Data items:
....
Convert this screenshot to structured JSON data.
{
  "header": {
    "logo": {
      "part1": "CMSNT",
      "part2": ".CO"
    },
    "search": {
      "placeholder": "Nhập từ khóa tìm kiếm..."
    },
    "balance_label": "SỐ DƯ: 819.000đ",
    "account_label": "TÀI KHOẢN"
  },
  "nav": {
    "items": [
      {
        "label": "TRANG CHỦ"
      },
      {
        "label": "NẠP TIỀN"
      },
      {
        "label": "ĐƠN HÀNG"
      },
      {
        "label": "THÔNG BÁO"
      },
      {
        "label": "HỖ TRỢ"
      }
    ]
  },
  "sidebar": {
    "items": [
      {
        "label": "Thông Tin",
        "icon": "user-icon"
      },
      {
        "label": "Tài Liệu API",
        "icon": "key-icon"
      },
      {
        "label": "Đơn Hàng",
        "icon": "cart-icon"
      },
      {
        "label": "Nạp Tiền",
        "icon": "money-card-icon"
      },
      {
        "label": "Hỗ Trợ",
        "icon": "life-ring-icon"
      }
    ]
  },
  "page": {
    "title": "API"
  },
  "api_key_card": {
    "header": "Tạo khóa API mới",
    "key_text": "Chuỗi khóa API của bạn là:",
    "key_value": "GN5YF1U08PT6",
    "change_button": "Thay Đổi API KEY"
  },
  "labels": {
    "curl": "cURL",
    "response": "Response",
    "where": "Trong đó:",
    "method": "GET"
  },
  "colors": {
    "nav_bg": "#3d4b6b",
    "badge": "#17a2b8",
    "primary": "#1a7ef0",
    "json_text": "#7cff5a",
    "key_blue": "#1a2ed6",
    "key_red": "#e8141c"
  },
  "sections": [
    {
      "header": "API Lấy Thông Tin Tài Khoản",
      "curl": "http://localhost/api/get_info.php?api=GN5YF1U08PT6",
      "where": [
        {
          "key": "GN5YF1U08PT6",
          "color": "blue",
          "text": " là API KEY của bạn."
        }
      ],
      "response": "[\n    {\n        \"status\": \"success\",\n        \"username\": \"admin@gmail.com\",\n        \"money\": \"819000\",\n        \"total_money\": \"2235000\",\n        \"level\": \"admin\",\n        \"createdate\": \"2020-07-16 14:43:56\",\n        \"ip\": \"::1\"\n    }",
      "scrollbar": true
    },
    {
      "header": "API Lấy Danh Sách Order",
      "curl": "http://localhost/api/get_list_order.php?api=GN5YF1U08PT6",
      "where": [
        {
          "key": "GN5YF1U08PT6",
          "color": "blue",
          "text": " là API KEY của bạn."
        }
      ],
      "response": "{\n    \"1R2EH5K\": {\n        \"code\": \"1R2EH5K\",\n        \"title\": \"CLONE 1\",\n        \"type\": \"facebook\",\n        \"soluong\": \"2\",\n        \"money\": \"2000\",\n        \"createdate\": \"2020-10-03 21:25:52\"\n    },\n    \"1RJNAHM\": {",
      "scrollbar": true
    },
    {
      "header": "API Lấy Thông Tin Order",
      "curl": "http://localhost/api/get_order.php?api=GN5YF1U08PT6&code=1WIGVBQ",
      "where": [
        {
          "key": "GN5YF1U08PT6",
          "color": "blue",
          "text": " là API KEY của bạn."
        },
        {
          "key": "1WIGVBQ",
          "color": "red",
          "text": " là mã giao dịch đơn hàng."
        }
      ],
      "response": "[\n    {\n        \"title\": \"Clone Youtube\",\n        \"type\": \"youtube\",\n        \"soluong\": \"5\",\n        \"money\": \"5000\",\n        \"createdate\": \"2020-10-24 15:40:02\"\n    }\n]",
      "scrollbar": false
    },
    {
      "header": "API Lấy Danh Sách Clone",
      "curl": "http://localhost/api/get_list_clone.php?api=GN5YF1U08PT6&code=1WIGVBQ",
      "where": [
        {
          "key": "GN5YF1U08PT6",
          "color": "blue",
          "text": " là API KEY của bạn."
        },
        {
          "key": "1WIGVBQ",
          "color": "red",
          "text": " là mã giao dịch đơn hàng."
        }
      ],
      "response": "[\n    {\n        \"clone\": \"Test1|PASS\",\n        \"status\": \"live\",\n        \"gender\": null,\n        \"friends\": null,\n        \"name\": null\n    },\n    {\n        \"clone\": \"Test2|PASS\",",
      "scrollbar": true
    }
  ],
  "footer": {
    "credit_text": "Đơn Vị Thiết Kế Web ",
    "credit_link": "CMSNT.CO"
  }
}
....
Work required: Restate the listing in full, word for word.

Response to this exercise:
Convert this screenshot to structured JSON data.
{
  "header": {
    "logo": {
      "part1": "CMSNT",
      "part2": ".CO"
    },
    "search": {
      "placeholder": "Nhập từ khóa tìm kiếm..."
    },
    "balance_label": "SỐ DƯ: 819.000đ",
    "account_label": "TÀI KHOẢN"
  },
  "nav": {
    "items": [
      {
        "label": "TRANG CHỦ"
      },
      {
        "label": "NẠP TIỀN"
      },
      {
        "label": "ĐƠN HÀNG"
      },
      {
        "label": "THÔNG BÁO"
      },
      {
        "label": "HỖ TRỢ"
      }
    ]
  },
  "sidebar": {
    "items": [
      {
        "label": "Thông Tin",
        "icon": "user-icon"
      },
      {
        "label": "Tài Liệu API",
        "icon": "key-icon"
      },
      {
        "label": "Đơn Hàng",
        "icon": "cart-icon"
      },
      {
        "label": "Nạp Tiền",
        "icon": "money-card-icon"
      },
      {
        "label": "Hỗ Trợ",
        "icon": "life-ring-icon"
      }
    ]
  },
  "page": {
    "title": "API"
  },
  "api_key_card": {
    "header": "Tạo khóa API mới",
    "key_text": "Chuỗi khóa API của bạn là:",
    "key_value": "GN5YF1U08PT6",
    "change_button": "Thay Đổi API KEY"
  },
  "labels": {
    "curl": "cURL",
    "response": "Response",
    "where": "Trong đó:",
    "method": "GET"
  },
  "colors": {
    "nav_bg": "#3d4b6b",
    "badge": "#17a2b8",
    "primary": "#1a7ef0",
    "json_text": "#7cff5a",
    "key_blue": "#1a2ed6",
    "key_red": "#e8141c"
  },
  "sections": [
    {
      "header": "API Lấy Thông Tin Tài Khoản",
      "curl": "http://localhost/api/get_info.php?api=GN5YF1U08PT6",
      "where": [
        {
          "key": "GN5YF1U08PT6",
          "color": "blue",
          "text": " là API KEY của bạn."
        }
      ],
      "response": "[\n    {\n        \"status\": \"success\",\n        \"username\": \"admin@gmail.com\",\n        \"money\": \"819000\",\n        \"total_money\": \"2235000\",\n        \"level\": \"admin\",\n        \"createdate\": \"2020-07-16 14:43:56\",\n        \"ip\": \"::1\"\n    }",
      "scrollbar": true
    },
    {
      "header": "API Lấy Danh Sách Order",
      "curl": "http://localhost/api/get_list_order.php?api=GN5YF1U08PT6",
      "where": [
        {
          "key": "GN5YF1U08PT6",
          "color": "blue",
          "text": " là API KEY của bạn."
        }
      ],
      "response": "{\n    \"1R2EH5K\": {\n        \"code\": \"1R2EH5K\",\n        \"title\": \"CLONE 1\",\n        \"type\": \"facebook\",\n        \"soluong\": \"2\",\n        \"money\": \"2000\",\n        \"createdate\": \"2020-10-03 21:25:52\"\n    },\n    \"1RJNAHM\": {",
      "scrollbar": true
    },
    {
      "header": "API Lấy Thông Tin Order",
      "curl": "http://localhost/api/get_order.php?api=GN5YF1U08PT6&code=1WIGVBQ",
      "where": [
        {
          "key": "GN5YF1U08PT6",
          "color": "blue",
          "text": " là API KEY của bạn."
        },
        {
          "key": "1WIGVBQ",
          "color": "red",
          "text": " là mã giao dịch đơn hàng."
        }
      ],
      "response": "[\n    {\n        \"title\": \"Clone Youtube\",\n        \"type\": \"youtube\",\n        \"soluong\": \"5\",\n        \"money\": \"5000\",\n        \"createdate\": \"2020-10-24 15:40:02\"\n    }\n]",
      "scrollbar": false
    },
    {
      "header": "API Lấy Danh Sách Clone",
      "curl": "http://localhost/api/get_list_clone.php?api=GN5YF1U08PT6&code=1WIGVBQ",
      "where": [
        {
          "key": "GN5YF1U08PT6",
          "color": "blue",
          "text": " là API KEY của bạn."
        },
        {
          "key": "1WIGVBQ",
          "color": "red",
          "text": " là mã giao dịch đơn hàng."
        }
      ],
      "response": "[\n    {\n        \"clone\": \"Test1|PASS\",\n        \"status\": \"live\",\n        \"gender\": null,\n        \"friends\": null,\n        \"name\": null\n    },\n    {\n        \"clone\": \"Test2|PASS\",",
      "scrollbar": true
    }
  ],
  "footer": {
    "credit_text": "Đơn Vị Thiết Kế Web ",
    "credit_link": "CMSNT.CO"
  }
}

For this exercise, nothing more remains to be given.